WHAT YOU ARE ASKED TO DO
Every entry below must be repeated exactly; skip the pictures.
** start MATERIAL FOR THIS TASK **
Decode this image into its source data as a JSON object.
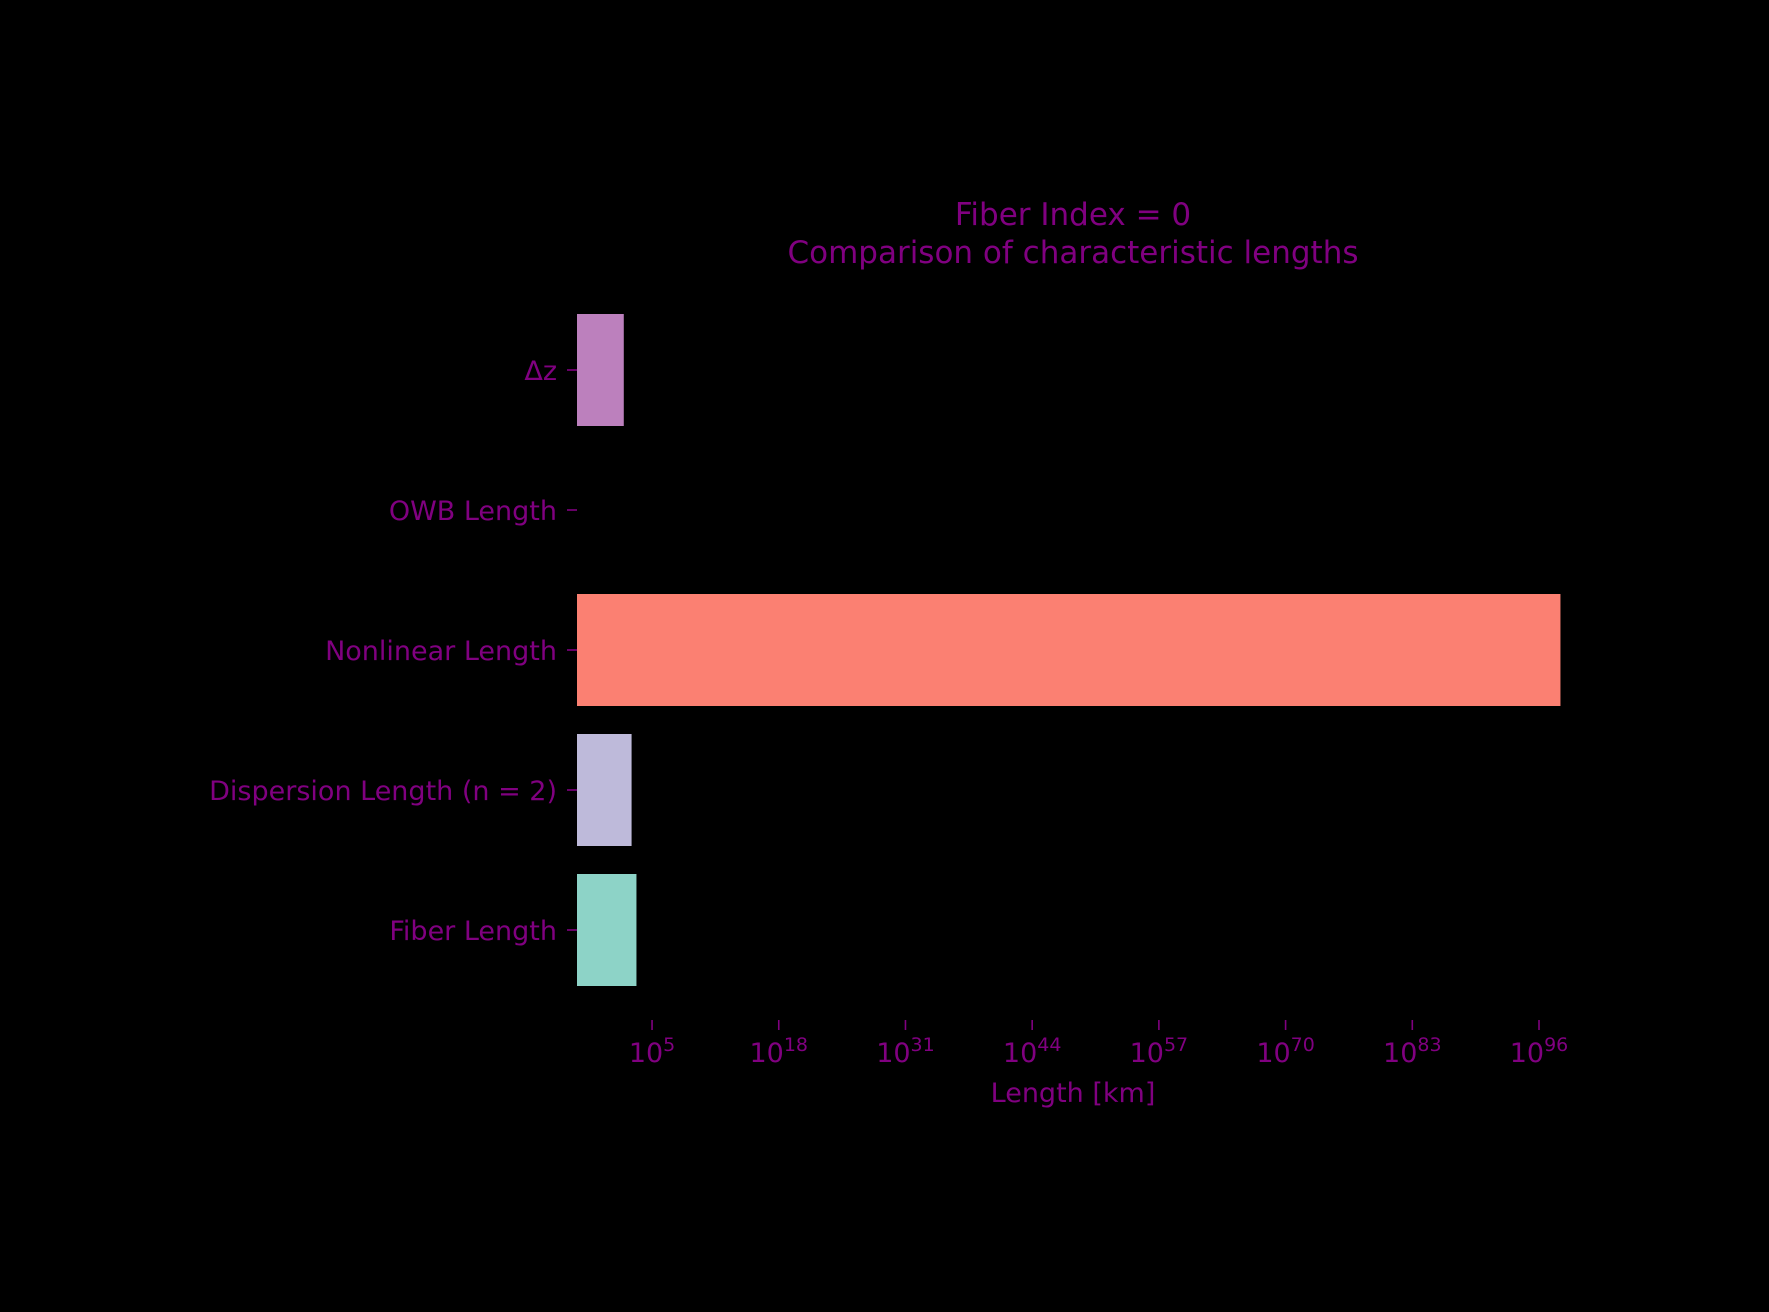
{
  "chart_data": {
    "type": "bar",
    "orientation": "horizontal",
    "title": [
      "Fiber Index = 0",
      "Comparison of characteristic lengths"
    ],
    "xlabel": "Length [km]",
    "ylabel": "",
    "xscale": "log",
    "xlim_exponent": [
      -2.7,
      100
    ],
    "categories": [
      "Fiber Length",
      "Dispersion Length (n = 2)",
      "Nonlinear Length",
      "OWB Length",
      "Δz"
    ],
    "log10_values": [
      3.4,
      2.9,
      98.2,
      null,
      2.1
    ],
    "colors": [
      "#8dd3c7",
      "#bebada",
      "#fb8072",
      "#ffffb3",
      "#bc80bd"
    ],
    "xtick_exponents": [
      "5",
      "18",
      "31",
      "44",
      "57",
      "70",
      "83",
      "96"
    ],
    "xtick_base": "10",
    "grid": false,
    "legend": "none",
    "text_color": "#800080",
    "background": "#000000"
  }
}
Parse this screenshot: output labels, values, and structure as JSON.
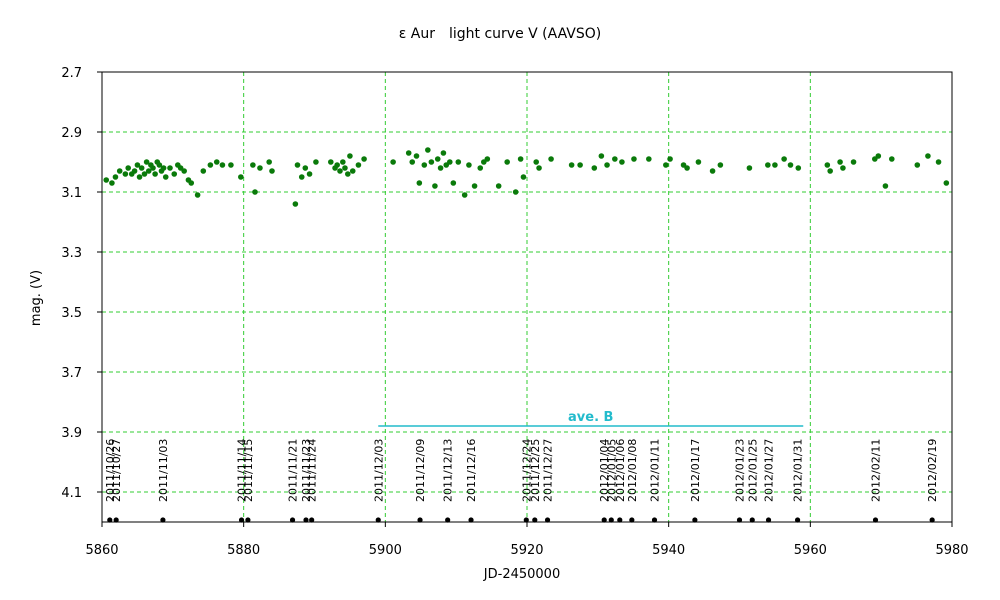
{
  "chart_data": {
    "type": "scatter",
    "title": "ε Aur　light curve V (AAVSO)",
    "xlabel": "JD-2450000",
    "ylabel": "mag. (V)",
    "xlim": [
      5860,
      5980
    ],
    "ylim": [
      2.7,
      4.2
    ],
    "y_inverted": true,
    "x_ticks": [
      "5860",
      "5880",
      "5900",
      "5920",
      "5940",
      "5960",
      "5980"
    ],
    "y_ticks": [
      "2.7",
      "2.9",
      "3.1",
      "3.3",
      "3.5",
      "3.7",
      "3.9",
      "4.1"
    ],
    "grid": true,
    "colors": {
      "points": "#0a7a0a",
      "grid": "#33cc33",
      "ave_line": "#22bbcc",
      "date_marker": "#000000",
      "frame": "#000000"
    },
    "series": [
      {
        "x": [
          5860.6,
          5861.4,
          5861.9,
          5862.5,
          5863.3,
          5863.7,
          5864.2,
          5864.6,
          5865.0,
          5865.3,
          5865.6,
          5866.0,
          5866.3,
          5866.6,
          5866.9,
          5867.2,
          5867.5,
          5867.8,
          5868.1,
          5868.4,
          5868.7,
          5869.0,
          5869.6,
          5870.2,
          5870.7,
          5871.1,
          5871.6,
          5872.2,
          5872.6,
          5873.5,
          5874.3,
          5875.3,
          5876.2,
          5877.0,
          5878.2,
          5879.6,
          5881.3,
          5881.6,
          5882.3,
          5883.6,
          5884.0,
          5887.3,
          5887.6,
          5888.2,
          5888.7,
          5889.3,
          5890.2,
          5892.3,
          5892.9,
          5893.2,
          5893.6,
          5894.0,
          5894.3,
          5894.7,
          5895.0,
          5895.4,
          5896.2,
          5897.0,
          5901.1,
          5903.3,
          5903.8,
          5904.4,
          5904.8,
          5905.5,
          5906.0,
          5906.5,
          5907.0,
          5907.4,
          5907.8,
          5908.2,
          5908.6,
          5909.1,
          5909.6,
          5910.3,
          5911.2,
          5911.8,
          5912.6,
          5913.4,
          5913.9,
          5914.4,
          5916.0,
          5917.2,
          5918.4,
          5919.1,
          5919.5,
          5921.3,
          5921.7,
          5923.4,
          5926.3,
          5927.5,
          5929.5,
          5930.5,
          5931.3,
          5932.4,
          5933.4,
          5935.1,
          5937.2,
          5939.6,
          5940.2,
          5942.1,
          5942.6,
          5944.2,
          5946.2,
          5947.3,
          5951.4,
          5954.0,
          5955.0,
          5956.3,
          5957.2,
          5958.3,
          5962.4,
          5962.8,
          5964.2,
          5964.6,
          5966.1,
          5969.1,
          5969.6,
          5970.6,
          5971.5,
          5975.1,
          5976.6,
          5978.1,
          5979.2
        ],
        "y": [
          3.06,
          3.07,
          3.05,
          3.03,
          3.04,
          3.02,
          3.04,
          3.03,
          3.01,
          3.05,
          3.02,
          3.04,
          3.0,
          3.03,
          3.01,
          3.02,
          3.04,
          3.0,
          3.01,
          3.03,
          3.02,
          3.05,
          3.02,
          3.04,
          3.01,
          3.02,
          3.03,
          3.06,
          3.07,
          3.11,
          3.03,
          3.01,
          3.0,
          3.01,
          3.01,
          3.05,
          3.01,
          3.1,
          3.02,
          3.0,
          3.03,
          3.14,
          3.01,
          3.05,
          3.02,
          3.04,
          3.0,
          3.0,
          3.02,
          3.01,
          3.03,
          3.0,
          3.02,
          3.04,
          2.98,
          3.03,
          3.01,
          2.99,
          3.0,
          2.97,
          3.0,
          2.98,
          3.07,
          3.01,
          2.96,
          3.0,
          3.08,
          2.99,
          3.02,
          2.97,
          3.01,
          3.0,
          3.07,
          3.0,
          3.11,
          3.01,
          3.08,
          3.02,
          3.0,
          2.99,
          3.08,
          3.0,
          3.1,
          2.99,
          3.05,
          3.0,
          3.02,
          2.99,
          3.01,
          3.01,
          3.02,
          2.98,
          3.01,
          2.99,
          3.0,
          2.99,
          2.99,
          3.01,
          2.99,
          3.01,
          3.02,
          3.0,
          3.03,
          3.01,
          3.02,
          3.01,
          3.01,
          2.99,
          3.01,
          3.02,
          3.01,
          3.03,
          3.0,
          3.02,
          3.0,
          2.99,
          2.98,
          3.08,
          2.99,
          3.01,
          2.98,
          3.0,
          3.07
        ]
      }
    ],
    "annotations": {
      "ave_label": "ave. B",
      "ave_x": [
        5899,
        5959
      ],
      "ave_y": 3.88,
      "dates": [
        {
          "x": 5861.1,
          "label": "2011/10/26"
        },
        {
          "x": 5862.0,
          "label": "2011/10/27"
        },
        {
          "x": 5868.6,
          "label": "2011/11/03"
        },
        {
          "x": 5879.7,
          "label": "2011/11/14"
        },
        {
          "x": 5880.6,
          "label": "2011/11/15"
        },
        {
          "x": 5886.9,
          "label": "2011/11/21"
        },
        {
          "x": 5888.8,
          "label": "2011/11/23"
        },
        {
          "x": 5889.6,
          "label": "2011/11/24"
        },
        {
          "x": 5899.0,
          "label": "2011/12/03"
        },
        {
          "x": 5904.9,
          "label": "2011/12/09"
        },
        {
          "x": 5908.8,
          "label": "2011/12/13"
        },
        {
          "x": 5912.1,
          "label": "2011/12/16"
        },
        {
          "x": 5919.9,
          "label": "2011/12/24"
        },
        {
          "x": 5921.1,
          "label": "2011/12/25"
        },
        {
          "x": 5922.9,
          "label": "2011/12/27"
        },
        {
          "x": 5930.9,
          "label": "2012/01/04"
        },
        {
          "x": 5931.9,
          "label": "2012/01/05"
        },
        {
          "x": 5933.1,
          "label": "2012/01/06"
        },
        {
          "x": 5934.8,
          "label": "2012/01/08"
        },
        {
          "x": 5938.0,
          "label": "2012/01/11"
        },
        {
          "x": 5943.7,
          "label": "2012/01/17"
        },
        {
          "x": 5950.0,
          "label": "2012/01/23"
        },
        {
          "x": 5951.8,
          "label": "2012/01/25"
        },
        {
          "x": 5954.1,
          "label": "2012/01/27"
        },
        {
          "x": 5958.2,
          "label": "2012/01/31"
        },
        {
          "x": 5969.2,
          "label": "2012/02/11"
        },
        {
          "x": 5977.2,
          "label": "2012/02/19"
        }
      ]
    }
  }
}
** end MATERIAL FOR THIS TASK **
SOLUTION TO THE EXERCISE
Decode this image into its source data as a JSON object.
{
  "chart_data": {
    "type": "bar",
    "orientation": "horizontal",
    "title": [
      "Fiber Index = 0",
      "Comparison of characteristic lengths"
    ],
    "xlabel": "Length [km]",
    "ylabel": "",
    "xscale": "log",
    "xlim_exponent": [
      -2.7,
      100
    ],
    "categories": [
      "Fiber Length",
      "Dispersion Length (n = 2)",
      "Nonlinear Length",
      "OWB Length",
      "Δz"
    ],
    "log10_values": [
      3.4,
      2.9,
      98.2,
      null,
      2.1
    ],
    "colors": [
      "#8dd3c7",
      "#bebada",
      "#fb8072",
      "#ffffb3",
      "#bc80bd"
    ],
    "xtick_exponents": [
      "5",
      "18",
      "31",
      "44",
      "57",
      "70",
      "83",
      "96"
    ],
    "xtick_base": "10",
    "grid": false,
    "legend": "none",
    "text_color": "#800080",
    "background": "#000000"
  }
}
Parse this screenshot: output labels, values, and structure as JSON.
{
  "chart_data": {
    "type": "scatter",
    "title": "ε Aur　light curve V (AAVSO)",
    "xlabel": "JD-2450000",
    "ylabel": "mag. (V)",
    "xlim": [
      5860,
      5980
    ],
    "ylim": [
      2.7,
      4.2
    ],
    "y_inverted": true,
    "x_ticks": [
      "5860",
      "5880",
      "5900",
      "5920",
      "5940",
      "5960",
      "5980"
    ],
    "y_ticks": [
      "2.7",
      "2.9",
      "3.1",
      "3.3",
      "3.5",
      "3.7",
      "3.9",
      "4.1"
    ],
    "grid": true,
    "colors": {
      "points": "#0a7a0a",
      "grid": "#33cc33",
      "ave_line": "#22bbcc",
      "date_marker": "#000000",
      "frame": "#000000"
    },
    "series": [
      {
        "x": [
          5860.6,
          5861.4,
          5861.9,
          5862.5,
          5863.3,
          5863.7,
          5864.2,
          5864.6,
          5865.0,
          5865.3,
          5865.6,
          5866.0,
          5866.3,
          5866.6,
          5866.9,
          5867.2,
          5867.5,
          5867.8,
          5868.1,
          5868.4,
          5868.7,
          5869.0,
          5869.6,
          5870.2,
          5870.7,
          5871.1,
          5871.6,
          5872.2,
          5872.6,
          5873.5,
          5874.3,
          5875.3,
          5876.2,
          5877.0,
          5878.2,
          5879.6,
          5881.3,
          5881.6,
          5882.3,
          5883.6,
          5884.0,
          5887.3,
          5887.6,
          5888.2,
          5888.7,
          5889.3,
          5890.2,
          5892.3,
          5892.9,
          5893.2,
          5893.6,
          5894.0,
          5894.3,
          5894.7,
          5895.0,
          5895.4,
          5896.2,
          5897.0,
          5901.1,
          5903.3,
          5903.8,
          5904.4,
          5904.8,
          5905.5,
          5906.0,
          5906.5,
          5907.0,
          5907.4,
          5907.8,
          5908.2,
          5908.6,
          5909.1,
          5909.6,
          5910.3,
          5911.2,
          5911.8,
          5912.6,
          5913.4,
          5913.9,
          5914.4,
          5916.0,
          5917.2,
          5918.4,
          5919.1,
          5919.5,
          5921.3,
          5921.7,
          5923.4,
          5926.3,
          5927.5,
          5929.5,
          5930.5,
          5931.3,
          5932.4,
          5933.4,
          5935.1,
          5937.2,
          5939.6,
          5940.2,
          5942.1,
          5942.6,
          5944.2,
          5946.2,
          5947.3,
          5951.4,
          5954.0,
          5955.0,
          5956.3,
          5957.2,
          5958.3,
          5962.4,
          5962.8,
          5964.2,
          5964.6,
          5966.1,
          5969.1,
          5969.6,
          5970.6,
          5971.5,
          5975.1,
          5976.6,
          5978.1,
          5979.2
        ],
        "y": [
          3.06,
          3.07,
          3.05,
          3.03,
          3.04,
          3.02,
          3.04,
          3.03,
          3.01,
          3.05,
          3.02,
          3.04,
          3.0,
          3.03,
          3.01,
          3.02,
          3.04,
          3.0,
          3.01,
          3.03,
          3.02,
          3.05,
          3.02,
          3.04,
          3.01,
          3.02,
          3.03,
          3.06,
          3.07,
          3.11,
          3.03,
          3.01,
          3.0,
          3.01,
          3.01,
          3.05,
          3.01,
          3.1,
          3.02,
          3.0,
          3.03,
          3.14,
          3.01,
          3.05,
          3.02,
          3.04,
          3.0,
          3.0,
          3.02,
          3.01,
          3.03,
          3.0,
          3.02,
          3.04,
          2.98,
          3.03,
          3.01,
          2.99,
          3.0,
          2.97,
          3.0,
          2.98,
          3.07,
          3.01,
          2.96,
          3.0,
          3.08,
          2.99,
          3.02,
          2.97,
          3.01,
          3.0,
          3.07,
          3.0,
          3.11,
          3.01,
          3.08,
          3.02,
          3.0,
          2.99,
          3.08,
          3.0,
          3.1,
          2.99,
          3.05,
          3.0,
          3.02,
          2.99,
          3.01,
          3.01,
          3.02,
          2.98,
          3.01,
          2.99,
          3.0,
          2.99,
          2.99,
          3.01,
          2.99,
          3.01,
          3.02,
          3.0,
          3.03,
          3.01,
          3.02,
          3.01,
          3.01,
          2.99,
          3.01,
          3.02,
          3.01,
          3.03,
          3.0,
          3.02,
          3.0,
          2.99,
          2.98,
          3.08,
          2.99,
          3.01,
          2.98,
          3.0,
          3.07
        ]
      }
    ],
    "annotations": {
      "ave_label": "ave. B",
      "ave_x": [
        5899,
        5959
      ],
      "ave_y": 3.88,
      "dates": [
        {
          "x": 5861.1,
          "label": "2011/10/26"
        },
        {
          "x": 5862.0,
          "label": "2011/10/27"
        },
        {
          "x": 5868.6,
          "label": "2011/11/03"
        },
        {
          "x": 5879.7,
          "label": "2011/11/14"
        },
        {
          "x": 5880.6,
          "label": "2011/11/15"
        },
        {
          "x": 5886.9,
          "label": "2011/11/21"
        },
        {
          "x": 5888.8,
          "label": "2011/11/23"
        },
        {
          "x": 5889.6,
          "label": "2011/11/24"
        },
        {
          "x": 5899.0,
          "label": "2011/12/03"
        },
        {
          "x": 5904.9,
          "label": "2011/12/09"
        },
        {
          "x": 5908.8,
          "label": "2011/12/13"
        },
        {
          "x": 5912.1,
          "label": "2011/12/16"
        },
        {
          "x": 5919.9,
          "label": "2011/12/24"
        },
        {
          "x": 5921.1,
          "label": "2011/12/25"
        },
        {
          "x": 5922.9,
          "label": "2011/12/27"
        },
        {
          "x": 5930.9,
          "label": "2012/01/04"
        },
        {
          "x": 5931.9,
          "label": "2012/01/05"
        },
        {
          "x": 5933.1,
          "label": "2012/01/06"
        },
        {
          "x": 5934.8,
          "label": "2012/01/08"
        },
        {
          "x": 5938.0,
          "label": "2012/01/11"
        },
        {
          "x": 5943.7,
          "label": "2012/01/17"
        },
        {
          "x": 5950.0,
          "label": "2012/01/23"
        },
        {
          "x": 5951.8,
          "label": "2012/01/25"
        },
        {
          "x": 5954.1,
          "label": "2012/01/27"
        },
        {
          "x": 5958.2,
          "label": "2012/01/31"
        },
        {
          "x": 5969.2,
          "label": "2012/02/11"
        },
        {
          "x": 5977.2,
          "label": "2012/02/19"
        }
      ]
    }
  }
}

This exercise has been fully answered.